- SHORT TASK -
Find every line with the word "GIẤY". Copy those lines.

- EXTRACTED INFORMATION -
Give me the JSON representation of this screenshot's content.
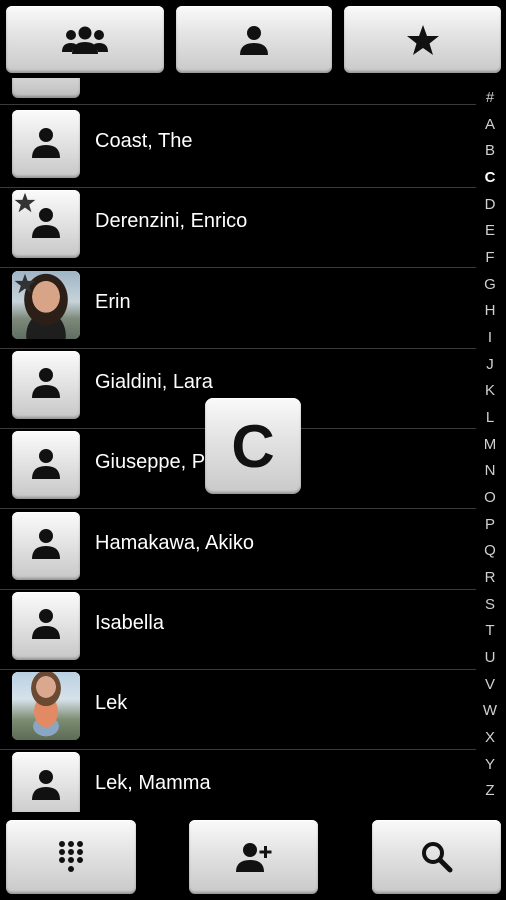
{
  "tabs": [
    {
      "id": "groups",
      "icon": "groups-icon"
    },
    {
      "id": "contacts",
      "icon": "person-icon"
    },
    {
      "id": "favorites",
      "icon": "star-icon"
    }
  ],
  "contacts": [
    {
      "name": "Coast, The",
      "avatar": "default",
      "starred": false
    },
    {
      "name": "Derenzini, Enrico",
      "avatar": "default",
      "starred": true
    },
    {
      "name": "Erin",
      "avatar": "photo",
      "starred": true
    },
    {
      "name": "Gialdini, Lara",
      "avatar": "default",
      "starred": false
    },
    {
      "name": "Giuseppe, Pa",
      "avatar": "default",
      "starred": false
    },
    {
      "name": "Hamakawa, Akiko",
      "avatar": "default",
      "starred": false
    },
    {
      "name": "Isabella",
      "avatar": "default",
      "starred": false
    },
    {
      "name": "Lek",
      "avatar": "photo",
      "starred": false
    },
    {
      "name": "Lek, Mamma",
      "avatar": "default",
      "starred": false
    }
  ],
  "alphabet": {
    "letters": [
      "#",
      "A",
      "B",
      "C",
      "D",
      "E",
      "F",
      "G",
      "H",
      "I",
      "J",
      "K",
      "L",
      "M",
      "N",
      "O",
      "P",
      "Q",
      "R",
      "S",
      "T",
      "U",
      "V",
      "W",
      "X",
      "Y",
      "Z"
    ],
    "active": "C"
  },
  "popup": {
    "letter": "C"
  },
  "bottom_bar": [
    {
      "id": "dialpad",
      "icon": "dialpad-icon"
    },
    {
      "id": "add-contact",
      "icon": "add-person-icon"
    },
    {
      "id": "search",
      "icon": "search-icon"
    }
  ],
  "colors": {
    "background": "#000000",
    "text": "#ffffff",
    "icon": "#111111"
  }
}
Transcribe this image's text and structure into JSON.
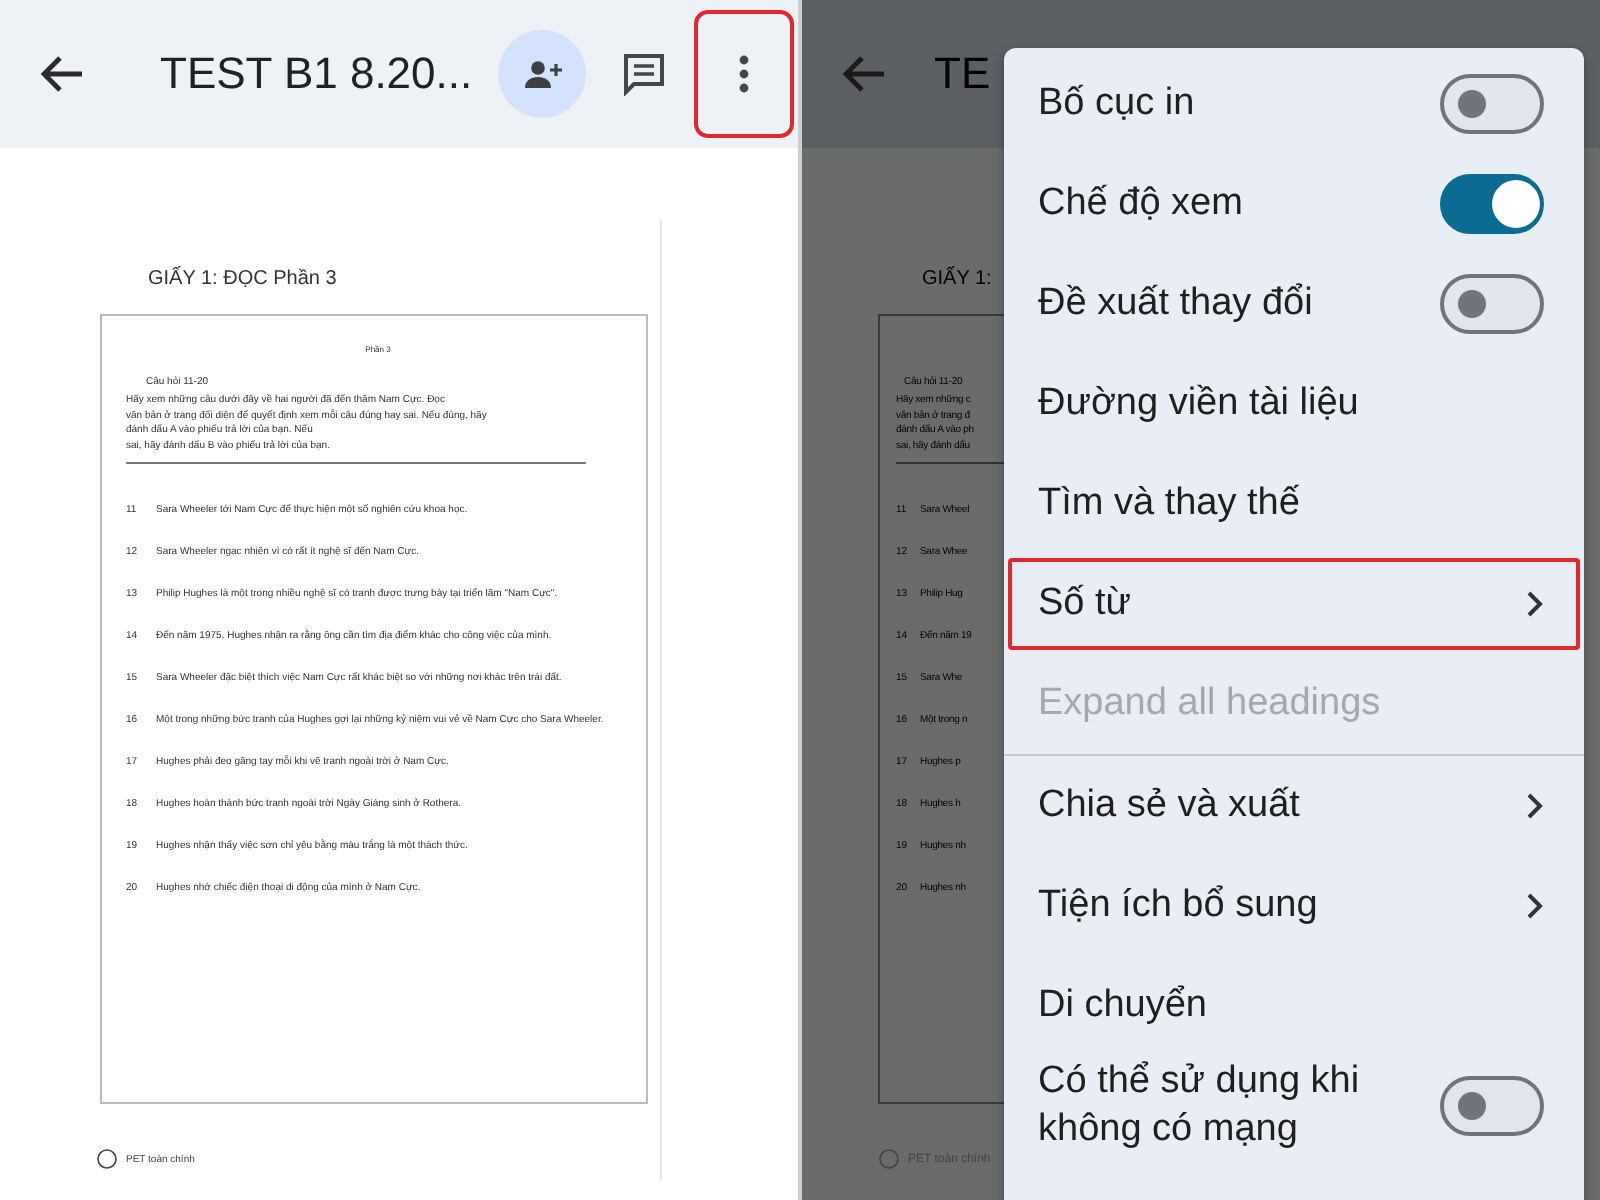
{
  "left_screen": {
    "top_bar": {
      "title": "TEST B1 8.20...",
      "actions": [
        {
          "kind": "add-person",
          "highlighted": false
        },
        {
          "kind": "comment",
          "highlighted": false
        },
        {
          "kind": "more",
          "highlighted": true
        }
      ]
    },
    "document": {
      "heading": "GIẤY 1: ĐỌC Phần 3",
      "section_label": "Phần 3",
      "question_range": "Câu hỏi 11-20",
      "instruction_lines": [
        "Hãy xem những câu dưới đây về hai người đã đến thăm Nam Cực. Đọc",
        "văn bản ở trang đối diện để quyết định xem mỗi câu đúng hay sai. Nếu đúng, hãy",
        "đánh dấu A vào phiếu trả lời của bạn. Nếu",
        "sai, hãy đánh dấu B vào phiếu trả lời của bạn."
      ],
      "statements": [
        {
          "number": "11",
          "text": "Sara Wheeler tới Nam Cực để thực hiện một số nghiên cứu khoa học."
        },
        {
          "number": "12",
          "text": "Sara Wheeler ngạc nhiên vì có rất ít nghệ sĩ đến Nam Cực."
        },
        {
          "number": "13",
          "text": "Philip Hughes là một trong nhiều nghệ sĩ có tranh được trưng bày tại triển lãm \"Nam Cực\"."
        },
        {
          "number": "14",
          "text": "Đến năm 1975, Hughes nhận ra rằng ông cần tìm địa điểm khác cho công việc của mình."
        },
        {
          "number": "15",
          "text": "Sara Wheeler đặc biệt thích việc Nam Cực rất khác biệt so với những nơi khác trên trái đất."
        },
        {
          "number": "16",
          "text": "Một trong những bức tranh của Hughes gợi lại những kỷ niệm vui vẻ về Nam Cực cho Sara Wheeler."
        },
        {
          "number": "17",
          "text": "Hughes phải đeo găng tay mỗi khi vẽ tranh ngoài trời ở Nam Cực."
        },
        {
          "number": "18",
          "text": "Hughes hoàn thành bức tranh ngoài trời Ngày Giáng sinh ở Rothera."
        },
        {
          "number": "19",
          "text": "Hughes nhận thấy việc sơn chỉ yêu bằng màu trắng là một thách thức."
        },
        {
          "number": "20",
          "text": "Hughes nhớ chiếc điện thoại di động của mình ở Nam Cực."
        }
      ],
      "footer": "PET toàn chính"
    }
  },
  "right_screen": {
    "top_bar": {
      "title": "TE"
    },
    "document": {
      "heading": "GIẤY 1:",
      "question_range": "Câu hỏi 11-20",
      "instruction_lines": [
        "Hãy xem những c",
        "văn bản ở trang đ",
        "đánh dấu A vào ph",
        "sai, hãy đánh dấu"
      ],
      "statements": [
        {
          "number": "11",
          "text": "Sara Wheel"
        },
        {
          "number": "12",
          "text": "Sara Whee"
        },
        {
          "number": "13",
          "text": "Philip Hug"
        },
        {
          "number": "14",
          "text": "Đến năm 19"
        },
        {
          "number": "15",
          "text": "Sara Whe"
        },
        {
          "number": "16",
          "text": "Một trong n"
        },
        {
          "number": "17",
          "text": "Hughes p"
        },
        {
          "number": "18",
          "text": "Hughes h"
        },
        {
          "number": "19",
          "text": "Hughes nh"
        },
        {
          "number": "20",
          "text": "Hughes nh"
        }
      ],
      "footer": "PET toàn chính"
    },
    "menu": {
      "items": [
        {
          "label": "Bố cục in",
          "kind": "toggle",
          "on": false,
          "disabled": false,
          "highlighted": false,
          "divider_before": false
        },
        {
          "label": "Chế độ xem",
          "kind": "toggle",
          "on": true,
          "disabled": false,
          "highlighted": false,
          "divider_before": false
        },
        {
          "label": "Đề xuất thay đổi",
          "kind": "toggle",
          "on": false,
          "disabled": false,
          "highlighted": false,
          "divider_before": false
        },
        {
          "label": "Đường viền tài liệu",
          "kind": "plain",
          "disabled": false,
          "highlighted": false,
          "divider_before": false
        },
        {
          "label": "Tìm và thay thế",
          "kind": "plain",
          "disabled": false,
          "highlighted": false,
          "divider_before": false
        },
        {
          "label": "Số từ",
          "kind": "submenu",
          "disabled": false,
          "highlighted": true,
          "divider_before": false
        },
        {
          "label": "Expand all headings",
          "kind": "plain",
          "disabled": true,
          "highlighted": false,
          "divider_before": false
        },
        {
          "label": "Chia sẻ và xuất",
          "kind": "submenu",
          "disabled": false,
          "highlighted": false,
          "divider_before": true
        },
        {
          "label": "Tiện ích bổ sung",
          "kind": "submenu",
          "disabled": false,
          "highlighted": false,
          "divider_before": false
        },
        {
          "label": "Di chuyển",
          "kind": "plain",
          "disabled": false,
          "highlighted": false,
          "divider_before": false
        },
        {
          "label": "Có thể sử dụng khi không có mạng",
          "kind": "toggle",
          "on": false,
          "disabled": false,
          "highlighted": false,
          "divider_before": false
        }
      ]
    }
  }
}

- OUTPUT -
      "heading": "GIẤY 1: ĐỌC Phần 3",
      "heading": "GIẤY 1:",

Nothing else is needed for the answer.